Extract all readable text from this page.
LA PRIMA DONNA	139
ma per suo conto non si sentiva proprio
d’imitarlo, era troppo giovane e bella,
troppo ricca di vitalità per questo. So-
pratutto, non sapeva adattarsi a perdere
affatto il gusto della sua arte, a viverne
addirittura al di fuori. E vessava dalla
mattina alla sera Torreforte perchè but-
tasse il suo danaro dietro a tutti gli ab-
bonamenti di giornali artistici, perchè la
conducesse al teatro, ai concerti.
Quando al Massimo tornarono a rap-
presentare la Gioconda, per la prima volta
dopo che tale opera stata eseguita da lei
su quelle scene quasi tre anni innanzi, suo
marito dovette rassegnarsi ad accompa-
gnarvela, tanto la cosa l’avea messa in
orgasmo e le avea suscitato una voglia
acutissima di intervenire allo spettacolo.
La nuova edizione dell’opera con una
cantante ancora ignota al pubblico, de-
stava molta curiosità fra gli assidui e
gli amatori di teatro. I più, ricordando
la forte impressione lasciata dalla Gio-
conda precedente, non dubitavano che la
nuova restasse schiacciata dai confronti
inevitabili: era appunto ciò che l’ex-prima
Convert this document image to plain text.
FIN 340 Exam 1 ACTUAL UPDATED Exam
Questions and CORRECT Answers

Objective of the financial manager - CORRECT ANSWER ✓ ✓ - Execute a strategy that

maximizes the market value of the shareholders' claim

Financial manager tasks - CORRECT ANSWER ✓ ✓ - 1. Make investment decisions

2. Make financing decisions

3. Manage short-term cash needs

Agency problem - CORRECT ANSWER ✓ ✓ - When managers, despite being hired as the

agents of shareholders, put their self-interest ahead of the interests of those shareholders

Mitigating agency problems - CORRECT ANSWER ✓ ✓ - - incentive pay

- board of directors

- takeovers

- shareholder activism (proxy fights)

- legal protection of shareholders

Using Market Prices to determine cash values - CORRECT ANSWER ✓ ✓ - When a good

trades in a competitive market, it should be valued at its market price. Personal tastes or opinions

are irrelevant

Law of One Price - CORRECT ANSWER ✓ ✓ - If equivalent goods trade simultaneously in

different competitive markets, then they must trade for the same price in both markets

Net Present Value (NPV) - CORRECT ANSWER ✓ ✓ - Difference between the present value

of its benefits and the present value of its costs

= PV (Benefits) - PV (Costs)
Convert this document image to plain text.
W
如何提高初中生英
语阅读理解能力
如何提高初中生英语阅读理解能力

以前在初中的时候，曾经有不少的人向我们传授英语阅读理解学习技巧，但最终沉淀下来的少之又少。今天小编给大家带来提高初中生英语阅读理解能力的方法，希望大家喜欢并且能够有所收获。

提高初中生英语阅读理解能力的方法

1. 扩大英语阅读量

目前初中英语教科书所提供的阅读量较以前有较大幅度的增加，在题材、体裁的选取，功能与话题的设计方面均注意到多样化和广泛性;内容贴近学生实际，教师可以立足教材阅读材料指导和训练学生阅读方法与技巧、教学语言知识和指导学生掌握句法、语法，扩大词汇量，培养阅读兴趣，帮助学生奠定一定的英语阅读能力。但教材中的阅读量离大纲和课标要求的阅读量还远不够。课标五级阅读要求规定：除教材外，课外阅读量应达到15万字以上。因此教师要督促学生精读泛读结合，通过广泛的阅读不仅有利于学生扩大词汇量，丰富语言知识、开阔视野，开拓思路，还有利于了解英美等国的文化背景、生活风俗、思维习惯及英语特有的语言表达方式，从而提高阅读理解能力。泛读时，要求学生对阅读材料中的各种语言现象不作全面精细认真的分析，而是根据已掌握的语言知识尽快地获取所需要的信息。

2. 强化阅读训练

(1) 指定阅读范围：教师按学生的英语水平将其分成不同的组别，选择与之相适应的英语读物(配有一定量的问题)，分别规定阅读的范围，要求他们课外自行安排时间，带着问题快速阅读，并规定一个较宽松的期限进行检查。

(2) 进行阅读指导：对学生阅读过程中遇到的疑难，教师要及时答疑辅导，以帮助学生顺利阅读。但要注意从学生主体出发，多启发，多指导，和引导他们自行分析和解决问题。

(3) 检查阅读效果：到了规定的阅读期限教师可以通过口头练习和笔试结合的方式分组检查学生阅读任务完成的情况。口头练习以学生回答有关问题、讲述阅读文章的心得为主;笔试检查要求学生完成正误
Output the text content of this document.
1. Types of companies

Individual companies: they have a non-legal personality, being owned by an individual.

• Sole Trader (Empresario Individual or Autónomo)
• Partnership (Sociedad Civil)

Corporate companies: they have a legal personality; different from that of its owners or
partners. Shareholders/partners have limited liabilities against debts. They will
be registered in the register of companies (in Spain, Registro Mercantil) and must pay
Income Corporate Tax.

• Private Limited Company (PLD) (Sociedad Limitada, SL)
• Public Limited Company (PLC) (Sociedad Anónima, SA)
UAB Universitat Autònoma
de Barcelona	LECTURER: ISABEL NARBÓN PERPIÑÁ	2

Exercise details.
Your task is to return the full listing exactly as it was given.

Response.
Extract all readable text from this page.
LA PRIMA DONNA	139
ma per suo conto non si sentiva proprio
d’imitarlo, era troppo giovane e bella,
troppo ricca di vitalità per questo. So-
pratutto, non sapeva adattarsi a perdere
affatto il gusto della sua arte, a viverne
addirittura al di fuori. E vessava dalla
mattina alla sera Torreforte perchè but-
tasse il suo danaro dietro a tutti gli ab-
bonamenti di giornali artistici, perchè la
conducesse al teatro, ai concerti.
Quando al Massimo tornarono a rap-
presentare la Gioconda, per la prima volta
dopo che tale opera stata eseguita da lei
su quelle scene quasi tre anni innanzi, suo
marito dovette rassegnarsi ad accompa-
gnarvela, tanto la cosa l’avea messa in
orgasmo e le avea suscitato una voglia
acutissima di intervenire allo spettacolo.
La nuova edizione dell’opera con una
cantante ancora ignota al pubblico, de-
stava molta curiosità fra gli assidui e
gli amatori di teatro. I più, ricordando
la forte impressione lasciata dalla Gio-
conda precedente, non dubitavano che la
nuova restasse schiacciata dai confronti
inevitabili: era appunto ciò che l’ex-prima
Convert this document image to plain text.
FIN 340 Exam 1 ACTUAL UPDATED Exam
Questions and CORRECT Answers

Objective of the financial manager - CORRECT ANSWER ✓ ✓ - Execute a strategy that

maximizes the market value of the shareholders' claim

Financial manager tasks - CORRECT ANSWER ✓ ✓ - 1. Make investment decisions

2. Make financing decisions

3. Manage short-term cash needs

Agency problem - CORRECT ANSWER ✓ ✓ - When managers, despite being hired as the

agents of shareholders, put their self-interest ahead of the interests of those shareholders

Mitigating agency problems - CORRECT ANSWER ✓ ✓ - - incentive pay

- board of directors

- takeovers

- shareholder activism (proxy fights)

- legal protection of shareholders

Using Market Prices to determine cash values - CORRECT ANSWER ✓ ✓ - When a good

trades in a competitive market, it should be valued at its market price. Personal tastes or opinions

are irrelevant

Law of One Price - CORRECT ANSWER ✓ ✓ - If equivalent goods trade simultaneously in

different competitive markets, then they must trade for the same price in both markets

Net Present Value (NPV) - CORRECT ANSWER ✓ ✓ - Difference between the present value

of its benefits and the present value of its costs

= PV (Benefits) - PV (Costs)
Convert this document image to plain text.
W
如何提高初中生英
语阅读理解能力
如何提高初中生英语阅读理解能力

以前在初中的时候，曾经有不少的人向我们传授英语阅读理解学习技巧，但最终沉淀下来的少之又少。今天小编给大家带来提高初中生英语阅读理解能力的方法，希望大家喜欢并且能够有所收获。

提高初中生英语阅读理解能力的方法

1. 扩大英语阅读量

目前初中英语教科书所提供的阅读量较以前有较大幅度的增加，在题材、体裁的选取，功能与话题的设计方面均注意到多样化和广泛性;内容贴近学生实际，教师可以立足教材阅读材料指导和训练学生阅读方法与技巧、教学语言知识和指导学生掌握句法、语法，扩大词汇量，培养阅读兴趣，帮助学生奠定一定的英语阅读能力。但教材中的阅读量离大纲和课标要求的阅读量还远不够。课标五级阅读要求规定：除教材外，课外阅读量应达到15万字以上。因此教师要督促学生精读泛读结合，通过广泛的阅读不仅有利于学生扩大词汇量，丰富语言知识、开阔视野，开拓思路，还有利于了解英美等国的文化背景、生活风俗、思维习惯及英语特有的语言表达方式，从而提高阅读理解能力。泛读时，要求学生对阅读材料中的各种语言现象不作全面精细认真的分析，而是根据已掌握的语言知识尽快地获取所需要的信息。

2. 强化阅读训练

(1) 指定阅读范围：教师按学生的英语水平将其分成不同的组别，选择与之相适应的英语读物(配有一定量的问题)，分别规定阅读的范围，要求他们课外自行安排时间，带着问题快速阅读，并规定一个较宽松的期限进行检查。

(2) 进行阅读指导：对学生阅读过程中遇到的疑难，教师要及时答疑辅导，以帮助学生顺利阅读。但要注意从学生主体出发，多启发，多指导，和引导他们自行分析和解决问题。

(3) 检查阅读效果：到了规定的阅读期限教师可以通过口头练习和笔试结合的方式分组检查学生阅读任务完成的情况。口头练习以学生回答有关问题、讲述阅读文章的心得为主;笔试检查要求学生完成正误
Output the text content of this document.
1. Types of companies

Individual companies: they have a non-legal personality, being owned by an individual.

• Sole Trader (Empresario Individual or Autónomo)
• Partnership (Sociedad Civil)

Corporate companies: they have a legal personality; different from that of its owners or
partners. Shareholders/partners have limited liabilities against debts. They will
be registered in the register of companies (in Spain, Registro Mercantil) and must pay
Income Corporate Tax.

• Private Limited Company (PLD) (Sociedad Limitada, SL)
• Public Limited Company (PLC) (Sociedad Anónima, SA)
UAB Universitat Autònoma
de Barcelona	LECTURER: ISABEL NARBÓN PERPIÑÁ	2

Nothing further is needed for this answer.